» EXERCISE: Report only the number of lines in this material that include "name".

» DATA EXTRACT:
- - - -

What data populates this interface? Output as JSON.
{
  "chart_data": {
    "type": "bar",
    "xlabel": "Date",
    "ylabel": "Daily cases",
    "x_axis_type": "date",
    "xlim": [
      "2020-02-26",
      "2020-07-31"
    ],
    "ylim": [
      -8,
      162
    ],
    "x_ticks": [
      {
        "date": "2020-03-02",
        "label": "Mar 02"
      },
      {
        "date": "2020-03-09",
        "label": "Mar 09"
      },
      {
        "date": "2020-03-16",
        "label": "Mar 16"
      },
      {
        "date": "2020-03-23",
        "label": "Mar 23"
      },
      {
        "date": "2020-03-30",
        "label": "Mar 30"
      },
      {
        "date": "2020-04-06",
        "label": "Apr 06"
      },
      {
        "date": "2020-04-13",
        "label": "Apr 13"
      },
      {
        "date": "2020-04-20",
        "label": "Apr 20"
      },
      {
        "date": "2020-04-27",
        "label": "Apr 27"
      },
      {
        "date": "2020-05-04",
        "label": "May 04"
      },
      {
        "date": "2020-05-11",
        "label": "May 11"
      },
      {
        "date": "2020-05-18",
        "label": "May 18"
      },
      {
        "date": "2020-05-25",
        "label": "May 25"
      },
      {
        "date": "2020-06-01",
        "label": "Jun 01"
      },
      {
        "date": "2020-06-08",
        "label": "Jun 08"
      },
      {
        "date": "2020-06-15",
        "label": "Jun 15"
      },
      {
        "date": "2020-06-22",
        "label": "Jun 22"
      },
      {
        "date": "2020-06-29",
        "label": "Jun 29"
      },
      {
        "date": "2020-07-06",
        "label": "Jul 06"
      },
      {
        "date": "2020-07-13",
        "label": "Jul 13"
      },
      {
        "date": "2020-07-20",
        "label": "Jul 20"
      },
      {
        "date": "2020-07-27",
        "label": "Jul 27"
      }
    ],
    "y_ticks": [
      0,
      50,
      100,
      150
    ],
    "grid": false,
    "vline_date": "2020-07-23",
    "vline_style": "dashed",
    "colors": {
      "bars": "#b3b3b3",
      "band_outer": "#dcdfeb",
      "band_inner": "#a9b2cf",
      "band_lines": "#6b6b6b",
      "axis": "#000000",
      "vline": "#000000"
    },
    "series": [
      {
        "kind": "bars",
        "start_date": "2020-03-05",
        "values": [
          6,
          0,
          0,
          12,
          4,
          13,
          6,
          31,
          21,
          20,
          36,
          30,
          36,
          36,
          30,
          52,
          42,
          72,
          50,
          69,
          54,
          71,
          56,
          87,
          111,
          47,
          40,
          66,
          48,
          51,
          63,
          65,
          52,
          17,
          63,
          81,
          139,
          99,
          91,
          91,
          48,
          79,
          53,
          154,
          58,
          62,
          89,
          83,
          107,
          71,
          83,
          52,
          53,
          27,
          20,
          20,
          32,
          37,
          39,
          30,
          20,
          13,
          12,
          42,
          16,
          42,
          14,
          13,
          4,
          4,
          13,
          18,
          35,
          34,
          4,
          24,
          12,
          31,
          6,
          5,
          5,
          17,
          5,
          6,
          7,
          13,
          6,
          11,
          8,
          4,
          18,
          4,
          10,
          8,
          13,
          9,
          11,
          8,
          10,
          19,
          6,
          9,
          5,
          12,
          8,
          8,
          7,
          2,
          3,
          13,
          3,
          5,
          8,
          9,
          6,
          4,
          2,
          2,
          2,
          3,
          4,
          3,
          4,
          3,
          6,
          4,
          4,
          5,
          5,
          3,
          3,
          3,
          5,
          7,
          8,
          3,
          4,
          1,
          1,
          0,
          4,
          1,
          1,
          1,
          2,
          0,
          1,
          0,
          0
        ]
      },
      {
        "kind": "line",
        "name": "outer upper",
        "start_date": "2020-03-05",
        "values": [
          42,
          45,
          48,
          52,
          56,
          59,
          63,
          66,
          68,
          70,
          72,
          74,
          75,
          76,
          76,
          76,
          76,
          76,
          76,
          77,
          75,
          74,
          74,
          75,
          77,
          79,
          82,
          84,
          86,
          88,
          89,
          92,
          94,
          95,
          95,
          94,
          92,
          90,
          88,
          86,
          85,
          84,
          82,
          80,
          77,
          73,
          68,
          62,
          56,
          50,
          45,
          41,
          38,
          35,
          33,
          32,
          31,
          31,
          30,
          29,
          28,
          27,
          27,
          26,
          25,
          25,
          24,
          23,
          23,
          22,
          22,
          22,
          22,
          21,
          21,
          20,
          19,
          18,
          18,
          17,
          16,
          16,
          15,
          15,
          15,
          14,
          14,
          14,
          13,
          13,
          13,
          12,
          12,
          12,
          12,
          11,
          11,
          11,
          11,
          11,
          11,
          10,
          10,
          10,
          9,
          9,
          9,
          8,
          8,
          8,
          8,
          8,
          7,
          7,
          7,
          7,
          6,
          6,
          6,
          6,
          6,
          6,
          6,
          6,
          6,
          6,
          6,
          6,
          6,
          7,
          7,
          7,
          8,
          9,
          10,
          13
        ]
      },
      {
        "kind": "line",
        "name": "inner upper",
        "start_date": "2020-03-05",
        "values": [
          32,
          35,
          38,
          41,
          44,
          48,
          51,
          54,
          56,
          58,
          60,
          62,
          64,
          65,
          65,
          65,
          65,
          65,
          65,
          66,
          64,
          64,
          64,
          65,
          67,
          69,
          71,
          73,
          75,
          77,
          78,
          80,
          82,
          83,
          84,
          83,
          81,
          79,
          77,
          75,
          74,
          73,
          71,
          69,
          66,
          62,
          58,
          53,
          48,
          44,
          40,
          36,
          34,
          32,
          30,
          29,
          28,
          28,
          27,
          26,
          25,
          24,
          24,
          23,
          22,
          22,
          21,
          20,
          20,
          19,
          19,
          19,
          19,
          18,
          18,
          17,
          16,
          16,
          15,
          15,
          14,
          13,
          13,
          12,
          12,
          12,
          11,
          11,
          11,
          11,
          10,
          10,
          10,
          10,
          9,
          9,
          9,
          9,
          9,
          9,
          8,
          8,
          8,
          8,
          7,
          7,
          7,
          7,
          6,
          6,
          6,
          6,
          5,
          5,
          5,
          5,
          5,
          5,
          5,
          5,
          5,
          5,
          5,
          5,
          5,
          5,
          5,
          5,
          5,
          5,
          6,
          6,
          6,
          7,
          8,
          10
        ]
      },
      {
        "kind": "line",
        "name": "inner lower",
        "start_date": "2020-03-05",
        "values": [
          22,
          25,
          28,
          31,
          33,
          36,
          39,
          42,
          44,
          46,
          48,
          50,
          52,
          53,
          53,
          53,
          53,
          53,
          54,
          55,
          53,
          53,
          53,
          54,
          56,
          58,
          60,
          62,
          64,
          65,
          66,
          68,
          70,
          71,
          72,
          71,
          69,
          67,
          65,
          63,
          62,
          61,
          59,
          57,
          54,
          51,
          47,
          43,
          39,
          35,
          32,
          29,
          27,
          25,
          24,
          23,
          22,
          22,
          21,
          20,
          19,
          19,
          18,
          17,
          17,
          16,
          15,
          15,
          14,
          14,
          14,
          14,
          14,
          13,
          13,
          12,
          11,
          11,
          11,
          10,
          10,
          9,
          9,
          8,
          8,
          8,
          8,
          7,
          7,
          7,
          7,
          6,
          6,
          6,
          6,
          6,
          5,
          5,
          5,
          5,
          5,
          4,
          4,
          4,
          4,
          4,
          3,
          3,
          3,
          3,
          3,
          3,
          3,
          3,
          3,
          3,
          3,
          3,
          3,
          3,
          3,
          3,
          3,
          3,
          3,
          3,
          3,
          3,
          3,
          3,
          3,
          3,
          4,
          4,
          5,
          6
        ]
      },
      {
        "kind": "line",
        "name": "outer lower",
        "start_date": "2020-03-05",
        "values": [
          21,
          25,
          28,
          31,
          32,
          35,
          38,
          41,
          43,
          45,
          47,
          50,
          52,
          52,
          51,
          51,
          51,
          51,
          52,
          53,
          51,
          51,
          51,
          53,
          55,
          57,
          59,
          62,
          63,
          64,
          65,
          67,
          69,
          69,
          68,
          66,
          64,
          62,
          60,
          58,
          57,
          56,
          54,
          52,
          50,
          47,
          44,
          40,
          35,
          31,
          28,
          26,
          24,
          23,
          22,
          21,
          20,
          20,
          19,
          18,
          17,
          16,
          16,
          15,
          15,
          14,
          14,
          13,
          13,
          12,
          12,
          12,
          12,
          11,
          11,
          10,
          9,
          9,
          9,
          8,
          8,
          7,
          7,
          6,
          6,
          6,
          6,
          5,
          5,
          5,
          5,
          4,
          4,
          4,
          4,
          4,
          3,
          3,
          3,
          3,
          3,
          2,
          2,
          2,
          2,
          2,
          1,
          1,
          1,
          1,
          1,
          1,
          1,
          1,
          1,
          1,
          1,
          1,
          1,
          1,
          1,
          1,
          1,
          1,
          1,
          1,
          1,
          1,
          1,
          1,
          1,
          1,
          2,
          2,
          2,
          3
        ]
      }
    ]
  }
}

- - - -

» SOLUTION TO THIS TASK: 4